- GIVEN INFORMATION:

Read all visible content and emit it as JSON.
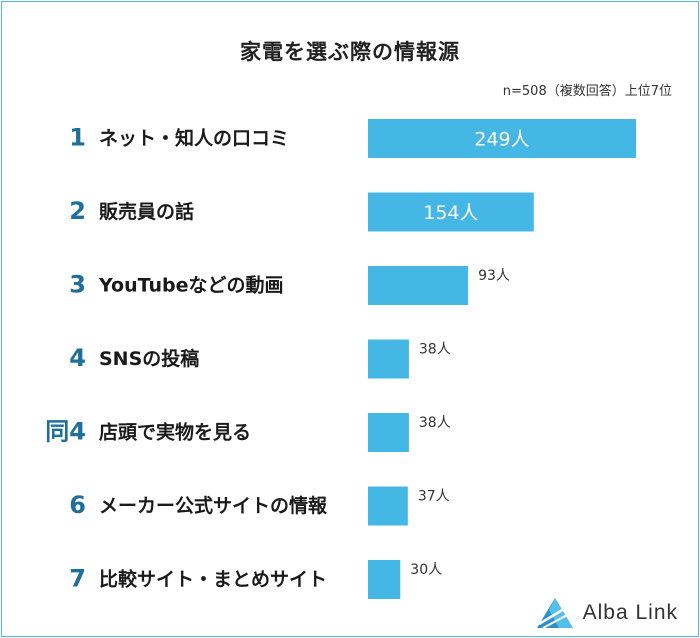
{
  "chart_data": {
    "type": "bar",
    "orientation": "horizontal",
    "title": "家電を選ぶ際の情報源",
    "note": "n=508（複数回答）上位7位",
    "categories": [
      {
        "rank": "1",
        "label": "ネット・知人の口コミ",
        "value": 249,
        "value_label": "249人"
      },
      {
        "rank": "2",
        "label": "販売員の話",
        "value": 154,
        "value_label": "154人"
      },
      {
        "rank": "3",
        "label": "YouTubeなどの動画",
        "value": 93,
        "value_label": "93人"
      },
      {
        "rank": "4",
        "label": "SNSの投稿",
        "value": 38,
        "value_label": "38人"
      },
      {
        "rank": "同4",
        "label": "店頭で実物を見る",
        "value": 38,
        "value_label": "38人"
      },
      {
        "rank": "6",
        "label": "メーカー公式サイトの情報",
        "value": 37,
        "value_label": "37人"
      },
      {
        "rank": "7",
        "label": "比較サイト・まとめサイト",
        "value": 30,
        "value_label": "30人"
      }
    ],
    "colors": {
      "bar": "#45b7e4",
      "rank": "#1e6e9e",
      "frame": "#55b8dd"
    }
  },
  "brand": {
    "name": "Alba Link",
    "icon": "alba-link-logo-icon"
  }
}
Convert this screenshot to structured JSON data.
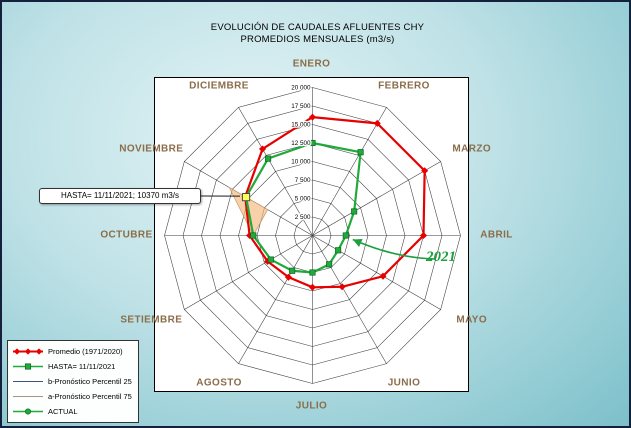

- GOAL:
Leave out the pictures and repeat everything else in the records exactly.

- TASK OUTPUT:
Read all visible content and emit it as JSON.
{
  "chart_data": {
    "type": "bar",
    "orientation": "horizontal",
    "title": "家電を選ぶ際の情報源",
    "note": "n=508（複数回答）上位7位",
    "categories": [
      {
        "rank": "1",
        "label": "ネット・知人の口コミ",
        "value": 249,
        "value_label": "249人"
      },
      {
        "rank": "2",
        "label": "販売員の話",
        "value": 154,
        "value_label": "154人"
      },
      {
        "rank": "3",
        "label": "YouTubeなどの動画",
        "value": 93,
        "value_label": "93人"
      },
      {
        "rank": "4",
        "label": "SNSの投稿",
        "value": 38,
        "value_label": "38人"
      },
      {
        "rank": "同4",
        "label": "店頭で実物を見る",
        "value": 38,
        "value_label": "38人"
      },
      {
        "rank": "6",
        "label": "メーカー公式サイトの情報",
        "value": 37,
        "value_label": "37人"
      },
      {
        "rank": "7",
        "label": "比較サイト・まとめサイト",
        "value": 30,
        "value_label": "30人"
      }
    ],
    "colors": {
      "bar": "#45b7e4",
      "rank": "#1e6e9e",
      "frame": "#55b8dd"
    }
  },
  "brand": {
    "name": "Alba Link",
    "icon": "alba-link-logo-icon"
  }
}
Convert this screenshot to structured JSON data.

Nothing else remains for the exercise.